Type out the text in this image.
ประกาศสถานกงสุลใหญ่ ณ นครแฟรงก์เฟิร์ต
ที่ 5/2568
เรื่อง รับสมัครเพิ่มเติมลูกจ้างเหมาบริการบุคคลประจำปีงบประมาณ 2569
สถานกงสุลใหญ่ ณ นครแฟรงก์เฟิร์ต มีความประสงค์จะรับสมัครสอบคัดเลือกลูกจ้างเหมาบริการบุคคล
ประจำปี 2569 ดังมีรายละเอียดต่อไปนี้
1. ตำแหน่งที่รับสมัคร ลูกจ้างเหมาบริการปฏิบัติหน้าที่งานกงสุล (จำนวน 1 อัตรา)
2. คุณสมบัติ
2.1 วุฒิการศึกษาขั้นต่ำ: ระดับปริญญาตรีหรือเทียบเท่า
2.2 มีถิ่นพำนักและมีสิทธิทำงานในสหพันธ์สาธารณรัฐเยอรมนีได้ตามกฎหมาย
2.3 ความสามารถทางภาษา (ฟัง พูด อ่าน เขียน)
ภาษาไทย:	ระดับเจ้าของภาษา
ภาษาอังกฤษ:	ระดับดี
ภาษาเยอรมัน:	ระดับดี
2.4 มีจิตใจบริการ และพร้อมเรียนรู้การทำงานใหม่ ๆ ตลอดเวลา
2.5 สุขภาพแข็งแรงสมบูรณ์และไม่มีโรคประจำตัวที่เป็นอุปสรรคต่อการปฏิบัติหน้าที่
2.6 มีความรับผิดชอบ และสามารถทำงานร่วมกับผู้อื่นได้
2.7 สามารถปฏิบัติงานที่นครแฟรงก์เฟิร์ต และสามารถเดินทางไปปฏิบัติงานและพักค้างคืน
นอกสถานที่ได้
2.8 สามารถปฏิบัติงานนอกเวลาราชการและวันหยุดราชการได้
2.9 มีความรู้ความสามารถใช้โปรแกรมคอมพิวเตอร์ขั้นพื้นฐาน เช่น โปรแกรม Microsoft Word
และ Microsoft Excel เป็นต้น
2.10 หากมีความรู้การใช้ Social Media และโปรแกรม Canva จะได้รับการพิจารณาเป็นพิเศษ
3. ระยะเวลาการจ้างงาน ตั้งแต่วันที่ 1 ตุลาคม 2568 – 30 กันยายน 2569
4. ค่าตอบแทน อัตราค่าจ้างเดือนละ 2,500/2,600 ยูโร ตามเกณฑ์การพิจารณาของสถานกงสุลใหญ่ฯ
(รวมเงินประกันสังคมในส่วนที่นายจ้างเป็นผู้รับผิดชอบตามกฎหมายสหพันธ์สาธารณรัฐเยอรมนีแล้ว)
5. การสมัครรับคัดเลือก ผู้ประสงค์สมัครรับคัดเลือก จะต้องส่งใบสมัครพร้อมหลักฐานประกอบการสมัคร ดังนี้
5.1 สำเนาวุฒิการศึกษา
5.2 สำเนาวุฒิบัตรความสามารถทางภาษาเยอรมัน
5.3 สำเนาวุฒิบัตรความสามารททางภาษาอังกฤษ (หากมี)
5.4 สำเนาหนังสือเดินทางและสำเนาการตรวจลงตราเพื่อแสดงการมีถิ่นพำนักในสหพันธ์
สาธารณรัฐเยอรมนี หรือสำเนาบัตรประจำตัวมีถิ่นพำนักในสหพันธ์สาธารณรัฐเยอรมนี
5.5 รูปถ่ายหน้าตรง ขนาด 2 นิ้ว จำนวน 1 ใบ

◆ ◆ ◆

EXERCISE REQUIREMENTS >> Faithfully transcribe the whole of the data.

RESPONSE TO THIS EXERCISE >>
Type out the text in this image.
ประกาศสถานกงสุลใหญ่ ณ นครแฟรงก์เฟิร์ต
ที่ 5/2568
เรื่อง รับสมัครเพิ่มเติมลูกจ้างเหมาบริการบุคคลประจำปีงบประมาณ 2569
สถานกงสุลใหญ่ ณ นครแฟรงก์เฟิร์ต มีความประสงค์จะรับสมัครสอบคัดเลือกลูกจ้างเหมาบริการบุคคล
ประจำปี 2569 ดังมีรายละเอียดต่อไปนี้
1. ตำแหน่งที่รับสมัคร ลูกจ้างเหมาบริการปฏิบัติหน้าที่งานกงสุล (จำนวน 1 อัตรา)
2. คุณสมบัติ
2.1 วุฒิการศึกษาขั้นต่ำ: ระดับปริญญาตรีหรือเทียบเท่า
2.2 มีถิ่นพำนักและมีสิทธิทำงานในสหพันธ์สาธารณรัฐเยอรมนีได้ตามกฎหมาย
2.3 ความสามารถทางภาษา (ฟัง พูด อ่าน เขียน)
ภาษาไทย:	ระดับเจ้าของภาษา
ภาษาอังกฤษ:	ระดับดี
ภาษาเยอรมัน:	ระดับดี
2.4 มีจิตใจบริการ และพร้อมเรียนรู้การทำงานใหม่ ๆ ตลอดเวลา
2.5 สุขภาพแข็งแรงสมบูรณ์และไม่มีโรคประจำตัวที่เป็นอุปสรรคต่อการปฏิบัติหน้าที่
2.6 มีความรับผิดชอบ และสามารถทำงานร่วมกับผู้อื่นได้
2.7 สามารถปฏิบัติงานที่นครแฟรงก์เฟิร์ต และสามารถเดินทางไปปฏิบัติงานและพักค้างคืน
นอกสถานที่ได้
2.8 สามารถปฏิบัติงานนอกเวลาราชการและวันหยุดราชการได้
2.9 มีความรู้ความสามารถใช้โปรแกรมคอมพิวเตอร์ขั้นพื้นฐาน เช่น โปรแกรม Microsoft Word
และ Microsoft Excel เป็นต้น
2.10 หากมีความรู้การใช้ Social Media และโปรแกรม Canva จะได้รับการพิจารณาเป็นพิเศษ
3. ระยะเวลาการจ้างงาน ตั้งแต่วันที่ 1 ตุลาคม 2568 – 30 กันยายน 2569
4. ค่าตอบแทน อัตราค่าจ้างเดือนละ 2,500/2,600 ยูโร ตามเกณฑ์การพิจารณาของสถานกงสุลใหญ่ฯ
(รวมเงินประกันสังคมในส่วนที่นายจ้างเป็นผู้รับผิดชอบตามกฎหมายสหพันธ์สาธารณรัฐเยอรมนีแล้ว)
5. การสมัครรับคัดเลือก ผู้ประสงค์สมัครรับคัดเลือก จะต้องส่งใบสมัครพร้อมหลักฐานประกอบการสมัคร ดังนี้
5.1 สำเนาวุฒิการศึกษา
5.2 สำเนาวุฒิบัตรความสามารถทางภาษาเยอรมัน
5.3 สำเนาวุฒิบัตรความสามารททางภาษาอังกฤษ (หากมี)
5.4 สำเนาหนังสือเดินทางและสำเนาการตรวจลงตราเพื่อแสดงการมีถิ่นพำนักในสหพันธ์
สาธารณรัฐเยอรมนี หรือสำเนาบัตรประจำตัวมีถิ่นพำนักในสหพันธ์สาธารณรัฐเยอรมนี
5.5 รูปถ่ายหน้าตรง ขนาด 2 นิ้ว จำนวน 1 ใบ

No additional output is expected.